* RECORD EXCERPTS:

• • •

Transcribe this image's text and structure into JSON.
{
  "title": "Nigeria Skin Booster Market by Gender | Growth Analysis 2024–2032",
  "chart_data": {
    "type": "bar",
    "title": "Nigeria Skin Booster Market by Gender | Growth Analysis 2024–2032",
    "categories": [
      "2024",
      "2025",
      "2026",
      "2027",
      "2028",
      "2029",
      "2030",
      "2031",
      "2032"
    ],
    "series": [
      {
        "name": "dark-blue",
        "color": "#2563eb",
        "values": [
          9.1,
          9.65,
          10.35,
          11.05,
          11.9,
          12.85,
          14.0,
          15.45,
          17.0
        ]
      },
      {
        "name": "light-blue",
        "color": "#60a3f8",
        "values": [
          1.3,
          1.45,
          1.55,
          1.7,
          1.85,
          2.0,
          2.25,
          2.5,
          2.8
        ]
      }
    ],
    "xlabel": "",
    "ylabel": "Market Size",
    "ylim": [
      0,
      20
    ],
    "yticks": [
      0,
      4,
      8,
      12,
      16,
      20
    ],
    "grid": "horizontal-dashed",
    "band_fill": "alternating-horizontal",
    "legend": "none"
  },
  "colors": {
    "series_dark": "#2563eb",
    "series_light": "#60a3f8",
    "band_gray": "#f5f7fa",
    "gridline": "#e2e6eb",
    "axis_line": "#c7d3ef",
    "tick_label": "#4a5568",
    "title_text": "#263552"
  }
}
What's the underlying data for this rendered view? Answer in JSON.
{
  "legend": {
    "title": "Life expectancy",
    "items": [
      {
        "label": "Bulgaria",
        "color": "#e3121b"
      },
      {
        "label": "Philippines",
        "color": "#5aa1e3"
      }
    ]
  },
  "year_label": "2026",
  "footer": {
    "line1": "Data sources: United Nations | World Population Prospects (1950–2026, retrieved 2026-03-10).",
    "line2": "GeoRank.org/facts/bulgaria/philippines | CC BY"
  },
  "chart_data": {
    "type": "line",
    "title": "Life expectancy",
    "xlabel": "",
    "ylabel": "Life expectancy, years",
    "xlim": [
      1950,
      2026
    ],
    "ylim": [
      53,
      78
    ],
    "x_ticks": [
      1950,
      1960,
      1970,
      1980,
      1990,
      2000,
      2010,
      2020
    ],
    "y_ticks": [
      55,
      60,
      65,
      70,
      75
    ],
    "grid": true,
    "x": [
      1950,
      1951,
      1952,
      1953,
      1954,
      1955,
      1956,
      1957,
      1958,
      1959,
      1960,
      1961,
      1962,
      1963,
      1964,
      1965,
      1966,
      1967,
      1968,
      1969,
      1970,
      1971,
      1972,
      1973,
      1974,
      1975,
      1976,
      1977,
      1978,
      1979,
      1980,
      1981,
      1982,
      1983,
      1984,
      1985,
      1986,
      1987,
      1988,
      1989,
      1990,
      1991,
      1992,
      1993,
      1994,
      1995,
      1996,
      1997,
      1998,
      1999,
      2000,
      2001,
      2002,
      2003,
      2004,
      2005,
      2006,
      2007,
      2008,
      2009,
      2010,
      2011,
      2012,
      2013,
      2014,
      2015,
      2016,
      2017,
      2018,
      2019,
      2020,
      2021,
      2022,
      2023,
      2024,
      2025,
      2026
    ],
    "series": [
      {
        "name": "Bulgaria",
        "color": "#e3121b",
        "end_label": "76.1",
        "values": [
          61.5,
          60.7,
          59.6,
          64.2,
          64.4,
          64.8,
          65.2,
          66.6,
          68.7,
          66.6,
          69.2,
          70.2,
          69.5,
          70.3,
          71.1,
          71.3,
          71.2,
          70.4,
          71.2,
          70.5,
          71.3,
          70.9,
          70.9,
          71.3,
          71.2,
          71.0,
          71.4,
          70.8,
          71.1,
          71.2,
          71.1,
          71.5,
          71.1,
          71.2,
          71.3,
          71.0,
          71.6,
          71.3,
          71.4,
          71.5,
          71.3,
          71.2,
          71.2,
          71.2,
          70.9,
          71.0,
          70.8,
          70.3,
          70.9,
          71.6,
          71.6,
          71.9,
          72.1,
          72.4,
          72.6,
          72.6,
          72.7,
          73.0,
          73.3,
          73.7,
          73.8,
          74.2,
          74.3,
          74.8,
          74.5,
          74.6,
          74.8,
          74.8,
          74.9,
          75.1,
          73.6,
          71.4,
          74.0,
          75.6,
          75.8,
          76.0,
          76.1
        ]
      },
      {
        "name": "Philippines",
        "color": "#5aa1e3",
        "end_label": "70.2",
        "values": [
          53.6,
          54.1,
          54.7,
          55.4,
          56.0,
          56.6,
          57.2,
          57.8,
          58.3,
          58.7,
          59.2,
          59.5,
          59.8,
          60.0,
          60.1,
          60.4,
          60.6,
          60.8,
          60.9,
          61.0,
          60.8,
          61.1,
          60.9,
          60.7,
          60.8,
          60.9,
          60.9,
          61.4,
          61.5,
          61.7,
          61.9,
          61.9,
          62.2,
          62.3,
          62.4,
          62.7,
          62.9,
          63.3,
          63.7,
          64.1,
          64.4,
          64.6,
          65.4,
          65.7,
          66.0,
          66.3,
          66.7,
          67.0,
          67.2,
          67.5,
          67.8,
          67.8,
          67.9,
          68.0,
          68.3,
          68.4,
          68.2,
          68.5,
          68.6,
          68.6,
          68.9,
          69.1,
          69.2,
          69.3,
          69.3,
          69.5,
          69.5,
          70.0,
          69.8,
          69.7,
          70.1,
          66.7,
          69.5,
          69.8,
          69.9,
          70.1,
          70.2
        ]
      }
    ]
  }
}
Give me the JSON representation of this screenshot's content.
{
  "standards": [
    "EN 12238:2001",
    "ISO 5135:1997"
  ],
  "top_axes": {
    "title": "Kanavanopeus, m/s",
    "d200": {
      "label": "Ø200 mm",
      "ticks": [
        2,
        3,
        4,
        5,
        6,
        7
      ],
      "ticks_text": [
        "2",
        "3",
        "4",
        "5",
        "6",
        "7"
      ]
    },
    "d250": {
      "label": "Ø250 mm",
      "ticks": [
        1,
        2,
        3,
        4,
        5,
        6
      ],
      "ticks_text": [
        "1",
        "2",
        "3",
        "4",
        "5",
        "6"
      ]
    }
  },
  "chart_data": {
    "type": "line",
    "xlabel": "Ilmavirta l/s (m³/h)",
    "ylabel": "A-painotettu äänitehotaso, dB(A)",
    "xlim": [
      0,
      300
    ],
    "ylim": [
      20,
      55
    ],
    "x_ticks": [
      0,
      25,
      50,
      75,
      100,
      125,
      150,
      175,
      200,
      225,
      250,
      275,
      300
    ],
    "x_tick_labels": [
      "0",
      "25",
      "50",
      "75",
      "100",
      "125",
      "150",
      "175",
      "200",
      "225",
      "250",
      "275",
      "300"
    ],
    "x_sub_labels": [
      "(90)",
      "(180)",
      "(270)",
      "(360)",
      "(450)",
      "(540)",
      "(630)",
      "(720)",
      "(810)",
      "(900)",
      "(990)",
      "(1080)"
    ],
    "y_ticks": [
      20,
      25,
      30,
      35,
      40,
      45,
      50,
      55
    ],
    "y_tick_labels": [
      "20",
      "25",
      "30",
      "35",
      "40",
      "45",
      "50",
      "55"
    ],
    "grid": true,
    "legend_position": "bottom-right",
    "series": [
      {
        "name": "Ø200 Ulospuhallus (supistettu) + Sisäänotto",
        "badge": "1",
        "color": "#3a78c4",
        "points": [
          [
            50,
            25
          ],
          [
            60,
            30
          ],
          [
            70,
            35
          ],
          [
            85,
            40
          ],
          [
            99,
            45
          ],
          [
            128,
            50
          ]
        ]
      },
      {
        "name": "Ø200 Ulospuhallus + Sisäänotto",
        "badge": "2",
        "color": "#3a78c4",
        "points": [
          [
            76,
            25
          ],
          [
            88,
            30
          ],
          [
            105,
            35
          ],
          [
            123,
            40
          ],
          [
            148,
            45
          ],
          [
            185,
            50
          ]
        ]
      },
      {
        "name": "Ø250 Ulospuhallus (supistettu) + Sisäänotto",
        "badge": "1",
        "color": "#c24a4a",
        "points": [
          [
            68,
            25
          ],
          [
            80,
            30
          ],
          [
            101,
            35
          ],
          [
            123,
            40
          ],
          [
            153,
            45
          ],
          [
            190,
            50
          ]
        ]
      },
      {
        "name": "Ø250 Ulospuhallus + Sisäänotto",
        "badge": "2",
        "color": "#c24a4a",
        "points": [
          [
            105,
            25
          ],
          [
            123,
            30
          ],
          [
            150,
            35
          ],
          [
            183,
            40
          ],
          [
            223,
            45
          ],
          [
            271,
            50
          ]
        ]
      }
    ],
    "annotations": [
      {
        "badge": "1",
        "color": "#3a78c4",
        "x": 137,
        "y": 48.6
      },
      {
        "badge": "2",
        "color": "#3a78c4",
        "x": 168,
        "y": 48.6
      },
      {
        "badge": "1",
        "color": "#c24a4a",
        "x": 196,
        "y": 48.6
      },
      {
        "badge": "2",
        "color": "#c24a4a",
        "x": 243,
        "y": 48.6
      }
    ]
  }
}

• • •

* EXERCISE AIM:
Report back each line of the entries that holds the string "Skin".

* RESPONSE:
  "title": "Nigeria Skin Booster Market by Gender | Growth Analysis 2024–2032",
    "title": "Nigeria Skin Booster Market by Gender | Growth Analysis 2024–2032",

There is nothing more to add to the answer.